Count the lines below that contain the word "Totais" and give only that number.

[Stored items]
┄┄┄┄┄┄┄┄┄┄┄┄┄┄┄┄┄┄┄┄

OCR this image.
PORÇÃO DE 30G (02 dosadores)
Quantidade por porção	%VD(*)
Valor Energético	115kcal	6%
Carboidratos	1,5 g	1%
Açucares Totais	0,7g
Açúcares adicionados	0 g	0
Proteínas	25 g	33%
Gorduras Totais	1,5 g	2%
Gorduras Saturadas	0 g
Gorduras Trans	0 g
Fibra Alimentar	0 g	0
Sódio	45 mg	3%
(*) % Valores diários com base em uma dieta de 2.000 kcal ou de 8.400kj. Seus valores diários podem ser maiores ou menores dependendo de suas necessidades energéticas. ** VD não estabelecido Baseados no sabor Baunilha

┄┄┄┄┄┄┄┄┄┄┄┄┄┄┄┄┄┄┄┄

### Reply:
2